▸ **What you are asked to do**:
From the records, pick out and copy each line containing "dieser".

Data records
_____

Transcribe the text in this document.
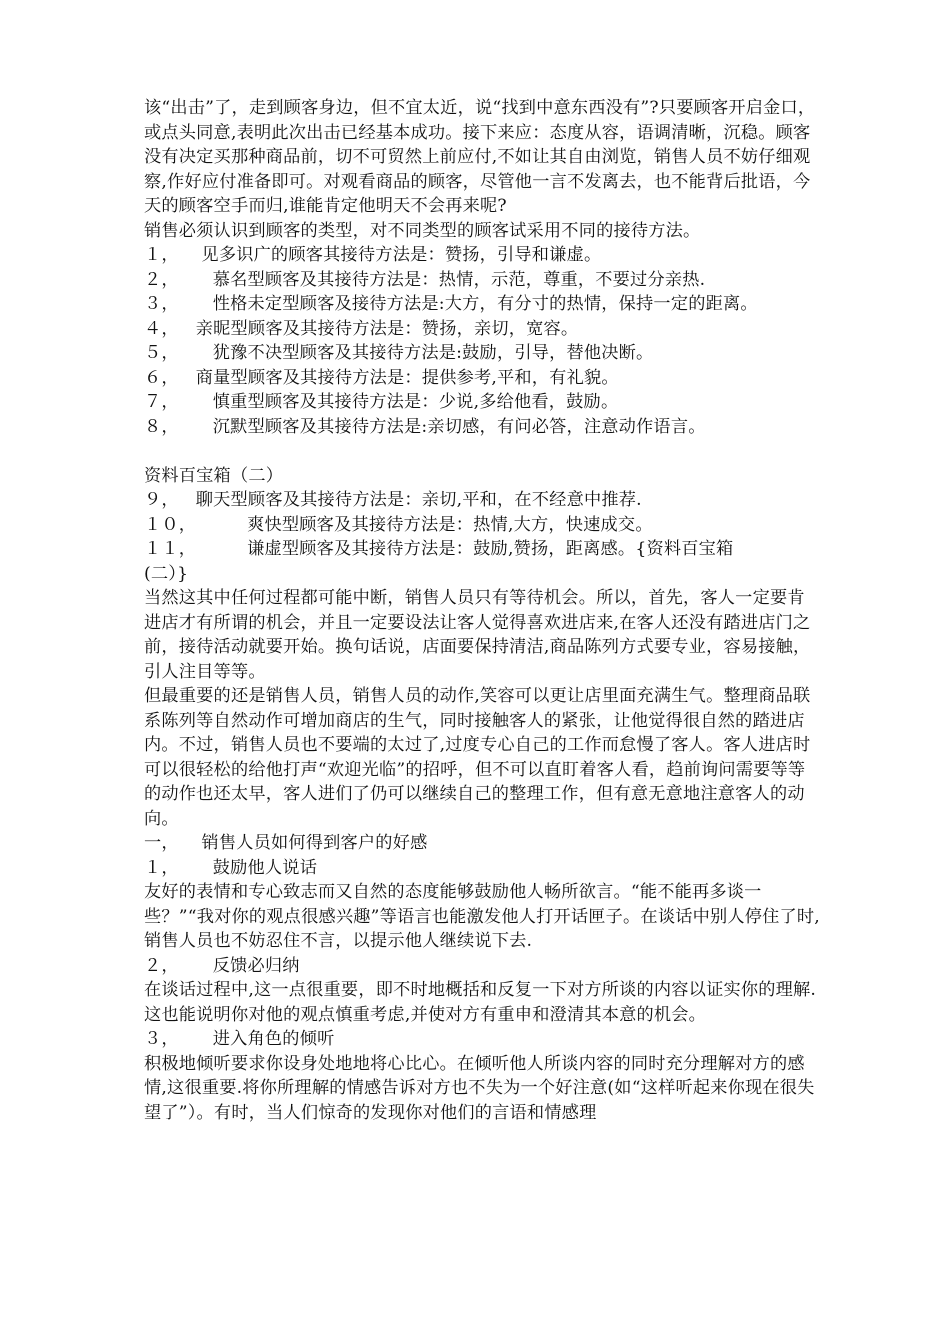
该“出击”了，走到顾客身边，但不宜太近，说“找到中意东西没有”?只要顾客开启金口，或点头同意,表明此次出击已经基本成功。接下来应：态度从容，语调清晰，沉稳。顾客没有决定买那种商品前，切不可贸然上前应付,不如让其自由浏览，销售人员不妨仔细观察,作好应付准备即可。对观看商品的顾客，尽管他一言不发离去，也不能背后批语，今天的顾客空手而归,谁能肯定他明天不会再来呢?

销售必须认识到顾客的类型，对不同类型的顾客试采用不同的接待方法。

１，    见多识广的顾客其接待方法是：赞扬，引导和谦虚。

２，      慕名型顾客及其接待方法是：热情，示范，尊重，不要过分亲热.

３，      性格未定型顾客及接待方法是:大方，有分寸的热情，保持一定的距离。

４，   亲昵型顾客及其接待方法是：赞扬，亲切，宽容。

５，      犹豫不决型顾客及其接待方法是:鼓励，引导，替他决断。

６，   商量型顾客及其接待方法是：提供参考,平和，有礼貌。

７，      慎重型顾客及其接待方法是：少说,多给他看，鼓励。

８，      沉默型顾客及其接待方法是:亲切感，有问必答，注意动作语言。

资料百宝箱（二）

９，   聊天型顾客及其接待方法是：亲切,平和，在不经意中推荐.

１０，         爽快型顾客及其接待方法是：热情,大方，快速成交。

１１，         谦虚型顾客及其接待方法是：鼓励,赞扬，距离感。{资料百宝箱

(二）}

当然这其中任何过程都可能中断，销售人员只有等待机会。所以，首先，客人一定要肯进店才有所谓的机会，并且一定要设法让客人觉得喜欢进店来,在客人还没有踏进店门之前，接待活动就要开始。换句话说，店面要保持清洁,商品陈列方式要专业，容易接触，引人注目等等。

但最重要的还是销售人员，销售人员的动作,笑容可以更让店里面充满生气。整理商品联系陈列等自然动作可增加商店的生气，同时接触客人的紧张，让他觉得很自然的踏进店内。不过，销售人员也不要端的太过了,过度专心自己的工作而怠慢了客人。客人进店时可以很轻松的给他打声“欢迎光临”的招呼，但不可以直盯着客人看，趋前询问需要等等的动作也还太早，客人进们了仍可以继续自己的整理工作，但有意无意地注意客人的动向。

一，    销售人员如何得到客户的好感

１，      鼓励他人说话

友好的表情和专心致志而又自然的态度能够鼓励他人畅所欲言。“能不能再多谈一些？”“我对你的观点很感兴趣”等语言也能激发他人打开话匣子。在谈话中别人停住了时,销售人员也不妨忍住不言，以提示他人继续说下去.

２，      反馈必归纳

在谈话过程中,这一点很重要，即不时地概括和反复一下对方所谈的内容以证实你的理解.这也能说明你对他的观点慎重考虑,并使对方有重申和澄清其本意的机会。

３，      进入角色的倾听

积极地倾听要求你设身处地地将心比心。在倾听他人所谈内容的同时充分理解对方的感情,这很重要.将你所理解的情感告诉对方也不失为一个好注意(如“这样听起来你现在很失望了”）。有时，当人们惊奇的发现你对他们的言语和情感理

_____

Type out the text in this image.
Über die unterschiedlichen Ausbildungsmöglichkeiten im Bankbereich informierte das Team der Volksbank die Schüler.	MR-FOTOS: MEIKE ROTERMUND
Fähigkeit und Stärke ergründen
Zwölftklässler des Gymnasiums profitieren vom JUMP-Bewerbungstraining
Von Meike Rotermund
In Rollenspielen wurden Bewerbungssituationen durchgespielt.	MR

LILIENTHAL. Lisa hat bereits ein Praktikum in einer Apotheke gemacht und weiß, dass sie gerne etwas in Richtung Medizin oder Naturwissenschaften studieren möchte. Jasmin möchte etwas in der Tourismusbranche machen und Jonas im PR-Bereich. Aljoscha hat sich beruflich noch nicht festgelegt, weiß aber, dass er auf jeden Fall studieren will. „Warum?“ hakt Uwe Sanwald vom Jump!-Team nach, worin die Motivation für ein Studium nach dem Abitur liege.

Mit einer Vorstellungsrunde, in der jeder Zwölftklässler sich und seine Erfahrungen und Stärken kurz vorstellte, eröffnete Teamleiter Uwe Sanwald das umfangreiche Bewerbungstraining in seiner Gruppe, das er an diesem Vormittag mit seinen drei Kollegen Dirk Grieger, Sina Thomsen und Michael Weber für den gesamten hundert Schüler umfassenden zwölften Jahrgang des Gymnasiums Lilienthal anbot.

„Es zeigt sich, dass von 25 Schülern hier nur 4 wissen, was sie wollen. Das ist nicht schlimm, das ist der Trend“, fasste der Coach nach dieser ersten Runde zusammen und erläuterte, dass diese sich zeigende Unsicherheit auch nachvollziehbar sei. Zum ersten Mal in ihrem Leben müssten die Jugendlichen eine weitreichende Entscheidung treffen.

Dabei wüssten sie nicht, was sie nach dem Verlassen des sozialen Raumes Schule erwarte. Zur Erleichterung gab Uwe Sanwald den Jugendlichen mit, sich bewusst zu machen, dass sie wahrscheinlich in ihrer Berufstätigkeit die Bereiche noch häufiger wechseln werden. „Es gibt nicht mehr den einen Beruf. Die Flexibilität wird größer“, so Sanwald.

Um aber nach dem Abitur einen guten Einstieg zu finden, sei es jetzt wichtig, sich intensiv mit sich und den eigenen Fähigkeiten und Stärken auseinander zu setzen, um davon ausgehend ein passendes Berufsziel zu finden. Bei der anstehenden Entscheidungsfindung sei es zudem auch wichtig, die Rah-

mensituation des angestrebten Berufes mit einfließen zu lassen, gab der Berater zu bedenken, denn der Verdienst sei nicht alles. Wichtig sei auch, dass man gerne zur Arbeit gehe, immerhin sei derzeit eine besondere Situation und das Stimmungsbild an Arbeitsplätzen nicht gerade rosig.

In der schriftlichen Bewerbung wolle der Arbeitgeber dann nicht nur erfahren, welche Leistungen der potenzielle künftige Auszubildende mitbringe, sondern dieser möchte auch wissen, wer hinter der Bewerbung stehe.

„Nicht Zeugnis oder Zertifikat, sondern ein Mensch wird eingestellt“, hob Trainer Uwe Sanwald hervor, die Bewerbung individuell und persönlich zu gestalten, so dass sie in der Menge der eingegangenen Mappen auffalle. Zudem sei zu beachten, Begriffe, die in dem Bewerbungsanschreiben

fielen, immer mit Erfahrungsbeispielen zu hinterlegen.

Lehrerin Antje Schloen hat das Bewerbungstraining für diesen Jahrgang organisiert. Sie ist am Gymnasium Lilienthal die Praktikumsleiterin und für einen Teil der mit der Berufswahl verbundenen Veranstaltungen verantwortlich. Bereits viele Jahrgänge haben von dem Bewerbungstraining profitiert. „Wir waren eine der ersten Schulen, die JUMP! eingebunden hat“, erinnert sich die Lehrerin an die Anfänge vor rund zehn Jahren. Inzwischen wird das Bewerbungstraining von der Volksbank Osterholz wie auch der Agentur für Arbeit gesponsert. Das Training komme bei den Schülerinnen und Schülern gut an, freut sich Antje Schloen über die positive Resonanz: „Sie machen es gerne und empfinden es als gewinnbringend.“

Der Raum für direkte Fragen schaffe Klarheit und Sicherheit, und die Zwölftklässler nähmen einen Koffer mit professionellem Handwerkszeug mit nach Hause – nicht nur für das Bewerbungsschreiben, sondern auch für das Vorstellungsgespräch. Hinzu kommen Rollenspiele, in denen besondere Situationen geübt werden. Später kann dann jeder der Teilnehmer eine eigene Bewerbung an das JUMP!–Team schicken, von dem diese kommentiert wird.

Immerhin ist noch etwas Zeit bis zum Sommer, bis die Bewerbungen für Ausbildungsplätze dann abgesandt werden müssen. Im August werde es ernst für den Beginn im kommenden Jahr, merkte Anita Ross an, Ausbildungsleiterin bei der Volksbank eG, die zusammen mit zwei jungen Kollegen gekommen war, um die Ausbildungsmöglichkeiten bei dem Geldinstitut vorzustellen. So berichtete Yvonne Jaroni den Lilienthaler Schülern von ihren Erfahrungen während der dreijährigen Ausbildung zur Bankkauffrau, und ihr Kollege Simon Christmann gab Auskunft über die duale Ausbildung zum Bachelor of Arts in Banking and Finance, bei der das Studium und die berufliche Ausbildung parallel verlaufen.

_____

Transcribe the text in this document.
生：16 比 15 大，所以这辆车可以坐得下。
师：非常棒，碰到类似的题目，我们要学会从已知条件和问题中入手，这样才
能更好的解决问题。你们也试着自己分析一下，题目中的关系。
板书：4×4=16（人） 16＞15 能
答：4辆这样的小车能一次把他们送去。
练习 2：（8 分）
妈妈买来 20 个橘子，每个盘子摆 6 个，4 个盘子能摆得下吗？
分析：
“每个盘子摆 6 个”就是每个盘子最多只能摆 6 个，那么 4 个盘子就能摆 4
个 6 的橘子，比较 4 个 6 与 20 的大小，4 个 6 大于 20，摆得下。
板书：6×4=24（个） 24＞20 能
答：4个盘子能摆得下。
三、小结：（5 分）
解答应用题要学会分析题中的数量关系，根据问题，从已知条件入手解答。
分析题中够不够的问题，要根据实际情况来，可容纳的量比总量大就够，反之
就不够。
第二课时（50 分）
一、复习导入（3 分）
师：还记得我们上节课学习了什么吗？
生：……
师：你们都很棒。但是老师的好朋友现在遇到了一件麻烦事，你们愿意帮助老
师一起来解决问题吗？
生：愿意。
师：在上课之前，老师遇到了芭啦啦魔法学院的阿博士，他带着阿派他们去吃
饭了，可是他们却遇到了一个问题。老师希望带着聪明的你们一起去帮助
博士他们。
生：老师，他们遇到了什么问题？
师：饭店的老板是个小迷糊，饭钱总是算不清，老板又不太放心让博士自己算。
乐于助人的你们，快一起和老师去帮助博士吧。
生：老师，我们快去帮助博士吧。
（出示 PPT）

_____

▸ **Solution to this exercise**:
„Es zeigt sich, dass von 25 Schülern hier nur 4 wissen, was sie wollen. Das ist nicht schlimm, das ist der Trend“, fasste der Coach nach dieser ersten Runde zusammen und erläuterte, dass diese sich zeigende Unsicherheit auch nachvollziehbar sei. Zum ersten Mal in ihrem Leben müssten die Jugendlichen eine weitreichende Entscheidung treffen.
In der schriftlichen Bewerbung wolle der Arbeitgeber dann nicht nur erfahren, welche Leistungen der potenzielle künftige Auszubildende mitbringe, sondern dieser möchte auch wissen, wer hinter der Bewerbung stehe.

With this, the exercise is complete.